_GIVEN TASK_.
Output the data word for word, dropping every image.
— begin —
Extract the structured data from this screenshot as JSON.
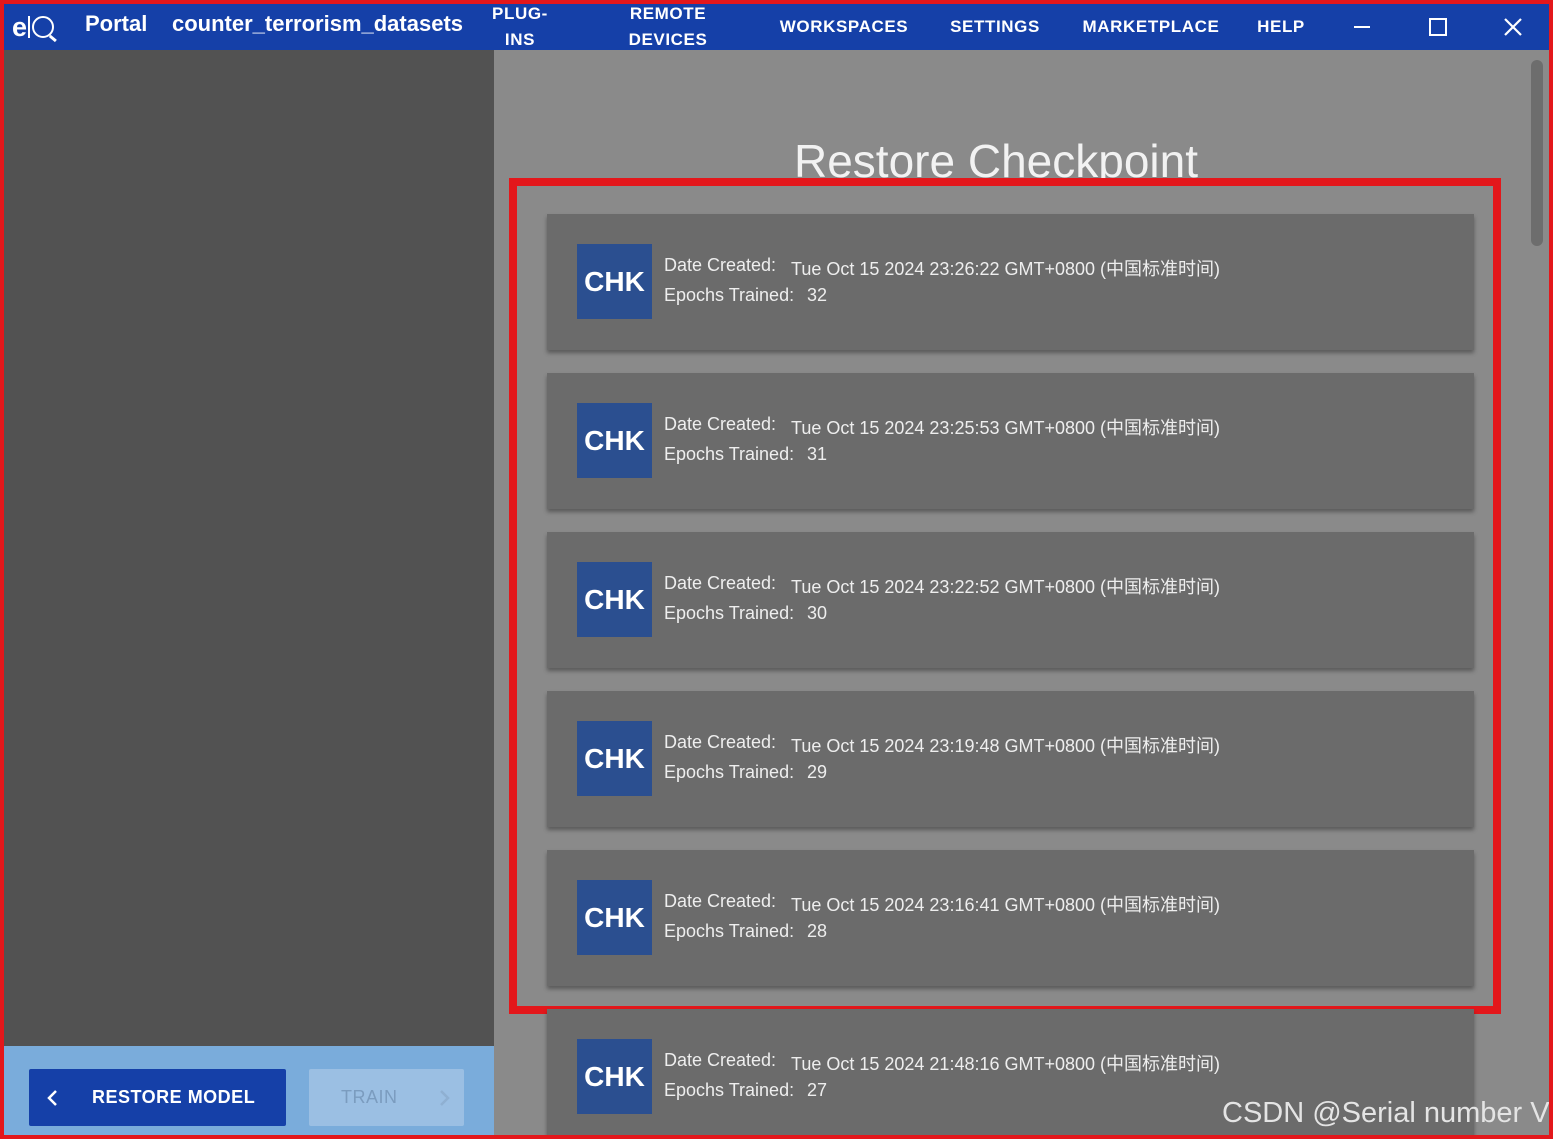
{
  "app": {
    "logo_text": "e|Q",
    "title": "Portal",
    "project": "counter_terrorism_datasets"
  },
  "nav": {
    "plugins_line1": "PLUG-",
    "plugins_line2": "INS",
    "remote_line1": "REMOTE",
    "remote_line2": "DEVICES",
    "workspaces": "WORKSPACES",
    "settings": "SETTINGS",
    "marketplace": "MARKETPLACE",
    "help": "HELP"
  },
  "window_controls": [
    "minimize-icon",
    "maximize-icon",
    "close-icon"
  ],
  "main": {
    "title": "Restore Checkpoint",
    "date_label": "Date Created:",
    "epochs_label": "Epochs Trained:",
    "checkpoints": [
      {
        "badge": "CHK",
        "date": "Tue Oct 15 2024 23:26:22 GMT+0800 (中国标准时间)",
        "epochs": "32"
      },
      {
        "badge": "CHK",
        "date": "Tue Oct 15 2024 23:25:53 GMT+0800 (中国标准时间)",
        "epochs": "31"
      },
      {
        "badge": "CHK",
        "date": "Tue Oct 15 2024 23:22:52 GMT+0800 (中国标准时间)",
        "epochs": "30"
      },
      {
        "badge": "CHK",
        "date": "Tue Oct 15 2024 23:19:48 GMT+0800 (中国标准时间)",
        "epochs": "29"
      },
      {
        "badge": "CHK",
        "date": "Tue Oct 15 2024 23:16:41 GMT+0800 (中国标准时间)",
        "epochs": "28"
      },
      {
        "badge": "CHK",
        "date": "Tue Oct 15 2024 21:48:16 GMT+0800 (中国标准时间)",
        "epochs": "27"
      }
    ]
  },
  "sidebar": {
    "restore_model_label": "RESTORE MODEL",
    "train_label": "TRAIN"
  },
  "colors": {
    "titlebar": "#1540a8",
    "highlight": "#e3171b",
    "badge": "#2b4f90",
    "footer": "#7aacdb"
  },
  "watermark": "CSDN @Serial number V"
}
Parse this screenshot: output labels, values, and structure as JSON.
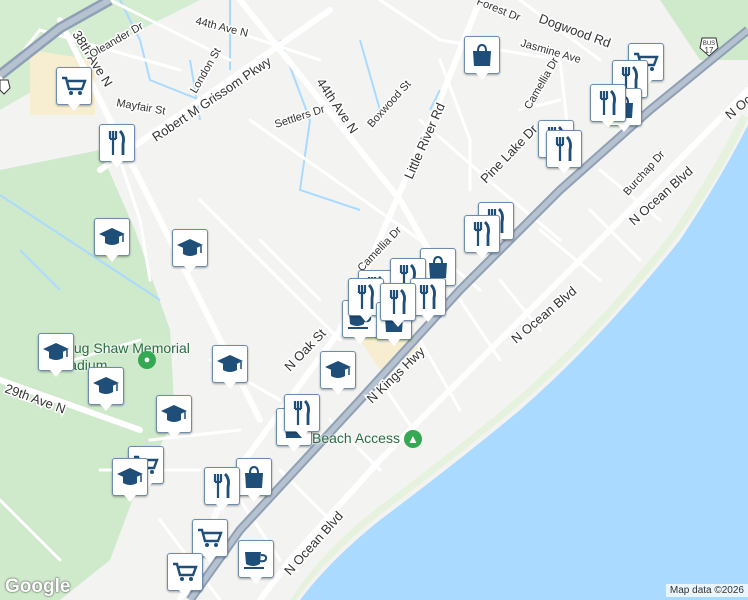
{
  "map": {
    "colors": {
      "water": "#aadaff",
      "land": "#f3f4f1",
      "park": "#cdeccc",
      "road": "#ffffff",
      "highway": "#8fa0b6",
      "pin_icon": "#1f4e78",
      "poi_green": "#34a853"
    },
    "road_labels": [
      {
        "name": "44th Ave N"
      },
      {
        "name": "38th Ave N"
      },
      {
        "name": "Oleander Dr"
      },
      {
        "name": "London St"
      },
      {
        "name": "Mayfair St"
      },
      {
        "name": "Robert M Grissom Pkwy"
      },
      {
        "name": "Settlers Dr"
      },
      {
        "name": "44th Ave N"
      },
      {
        "name": "Boxwood St"
      },
      {
        "name": "Little River Rd"
      },
      {
        "name": "Forest Dr"
      },
      {
        "name": "Dogwood Rd"
      },
      {
        "name": "Jasmine Ave"
      },
      {
        "name": "Camellia Dr"
      },
      {
        "name": "Pine Lake Dr"
      },
      {
        "name": "Camellia Dr"
      },
      {
        "name": "Burchap Dr"
      },
      {
        "name": "N Ocean Blvd"
      },
      {
        "name": "N Ocean Blvd"
      },
      {
        "name": "N Ocean Blvd"
      },
      {
        "name": "N Kings Hwy"
      },
      {
        "name": "N Oak St"
      },
      {
        "name": "29th Ave N"
      },
      {
        "name": "Doug Shaw Memorial Stadium"
      },
      {
        "name": "Beach Access"
      },
      {
        "name": "N Ocean Blvd"
      }
    ],
    "highway_shield": "17",
    "highway_shield_top": "BUS",
    "markers": [
      {
        "type": "grocery"
      },
      {
        "type": "restaurant"
      },
      {
        "type": "school"
      },
      {
        "type": "school"
      },
      {
        "type": "school"
      },
      {
        "type": "school"
      },
      {
        "type": "school"
      },
      {
        "type": "school"
      },
      {
        "type": "school"
      },
      {
        "type": "grocery"
      },
      {
        "type": "school"
      },
      {
        "type": "shopping"
      },
      {
        "type": "grocery"
      },
      {
        "type": "restaurant"
      },
      {
        "type": "shopping"
      },
      {
        "type": "restaurant"
      },
      {
        "type": "restaurant"
      },
      {
        "type": "restaurant"
      },
      {
        "type": "restaurant"
      },
      {
        "type": "shopping"
      },
      {
        "type": "restaurant"
      },
      {
        "type": "restaurant"
      },
      {
        "type": "cafe"
      },
      {
        "type": "restaurant"
      },
      {
        "type": "restaurant"
      },
      {
        "type": "shopping"
      },
      {
        "type": "restaurant"
      },
      {
        "type": "shopping"
      },
      {
        "type": "restaurant"
      },
      {
        "type": "shopping"
      },
      {
        "type": "restaurant"
      },
      {
        "type": "grocery"
      },
      {
        "type": "grocery"
      },
      {
        "type": "cafe"
      }
    ],
    "logo": "Google",
    "attribution": "Map data ©2026"
  }
}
— end —
_SOLUTION TO THIS PROBLEM_.
Extract the structured data from this screenshot as JSON.
{
  "app": {
    "logo_text": "e|Q",
    "title": "Portal",
    "project": "counter_terrorism_datasets"
  },
  "nav": {
    "plugins_line1": "PLUG-",
    "plugins_line2": "INS",
    "remote_line1": "REMOTE",
    "remote_line2": "DEVICES",
    "workspaces": "WORKSPACES",
    "settings": "SETTINGS",
    "marketplace": "MARKETPLACE",
    "help": "HELP"
  },
  "window_controls": [
    "minimize-icon",
    "maximize-icon",
    "close-icon"
  ],
  "main": {
    "title": "Restore Checkpoint",
    "date_label": "Date Created:",
    "epochs_label": "Epochs Trained:",
    "checkpoints": [
      {
        "badge": "CHK",
        "date": "Tue Oct 15 2024 23:26:22 GMT+0800 (中国标准时间)",
        "epochs": "32"
      },
      {
        "badge": "CHK",
        "date": "Tue Oct 15 2024 23:25:53 GMT+0800 (中国标准时间)",
        "epochs": "31"
      },
      {
        "badge": "CHK",
        "date": "Tue Oct 15 2024 23:22:52 GMT+0800 (中国标准时间)",
        "epochs": "30"
      },
      {
        "badge": "CHK",
        "date": "Tue Oct 15 2024 23:19:48 GMT+0800 (中国标准时间)",
        "epochs": "29"
      },
      {
        "badge": "CHK",
        "date": "Tue Oct 15 2024 23:16:41 GMT+0800 (中国标准时间)",
        "epochs": "28"
      },
      {
        "badge": "CHK",
        "date": "Tue Oct 15 2024 21:48:16 GMT+0800 (中国标准时间)",
        "epochs": "27"
      }
    ]
  },
  "sidebar": {
    "restore_model_label": "RESTORE MODEL",
    "train_label": "TRAIN"
  },
  "colors": {
    "titlebar": "#1540a8",
    "highlight": "#e3171b",
    "badge": "#2b4f90",
    "footer": "#7aacdb"
  },
  "watermark": "CSDN @Serial number V"
}
Parse this screenshot: output labels, values, and structure as JSON.
{
  "map": {
    "colors": {
      "water": "#aadaff",
      "land": "#f3f4f1",
      "park": "#cdeccc",
      "road": "#ffffff",
      "highway": "#8fa0b6",
      "pin_icon": "#1f4e78",
      "poi_green": "#34a853"
    },
    "road_labels": [
      {
        "name": "44th Ave N"
      },
      {
        "name": "38th Ave N"
      },
      {
        "name": "Oleander Dr"
      },
      {
        "name": "London St"
      },
      {
        "name": "Mayfair St"
      },
      {
        "name": "Robert M Grissom Pkwy"
      },
      {
        "name": "Settlers Dr"
      },
      {
        "name": "44th Ave N"
      },
      {
        "name": "Boxwood St"
      },
      {
        "name": "Little River Rd"
      },
      {
        "name": "Forest Dr"
      },
      {
        "name": "Dogwood Rd"
      },
      {
        "name": "Jasmine Ave"
      },
      {
        "name": "Camellia Dr"
      },
      {
        "name": "Pine Lake Dr"
      },
      {
        "name": "Camellia Dr"
      },
      {
        "name": "Burchap Dr"
      },
      {
        "name": "N Ocean Blvd"
      },
      {
        "name": "N Ocean Blvd"
      },
      {
        "name": "N Ocean Blvd"
      },
      {
        "name": "N Kings Hwy"
      },
      {
        "name": "N Oak St"
      },
      {
        "name": "29th Ave N"
      },
      {
        "name": "Doug Shaw Memorial Stadium"
      },
      {
        "name": "Beach Access"
      },
      {
        "name": "N Ocean Blvd"
      }
    ],
    "highway_shield": "17",
    "highway_shield_top": "BUS",
    "markers": [
      {
        "type": "grocery"
      },
      {
        "type": "restaurant"
      },
      {
        "type": "school"
      },
      {
        "type": "school"
      },
      {
        "type": "school"
      },
      {
        "type": "school"
      },
      {
        "type": "school"
      },
      {
        "type": "school"
      },
      {
        "type": "school"
      },
      {
        "type": "grocery"
      },
      {
        "type": "school"
      },
      {
        "type": "shopping"
      },
      {
        "type": "grocery"
      },
      {
        "type": "restaurant"
      },
      {
        "type": "shopping"
      },
      {
        "type": "restaurant"
      },
      {
        "type": "restaurant"
      },
      {
        "type": "restaurant"
      },
      {
        "type": "restaurant"
      },
      {
        "type": "shopping"
      },
      {
        "type": "restaurant"
      },
      {
        "type": "restaurant"
      },
      {
        "type": "cafe"
      },
      {
        "type": "restaurant"
      },
      {
        "type": "restaurant"
      },
      {
        "type": "shopping"
      },
      {
        "type": "restaurant"
      },
      {
        "type": "shopping"
      },
      {
        "type": "restaurant"
      },
      {
        "type": "shopping"
      },
      {
        "type": "restaurant"
      },
      {
        "type": "grocery"
      },
      {
        "type": "grocery"
      },
      {
        "type": "cafe"
      }
    ],
    "logo": "Google",
    "attribution": "Map data ©2026"
  }
}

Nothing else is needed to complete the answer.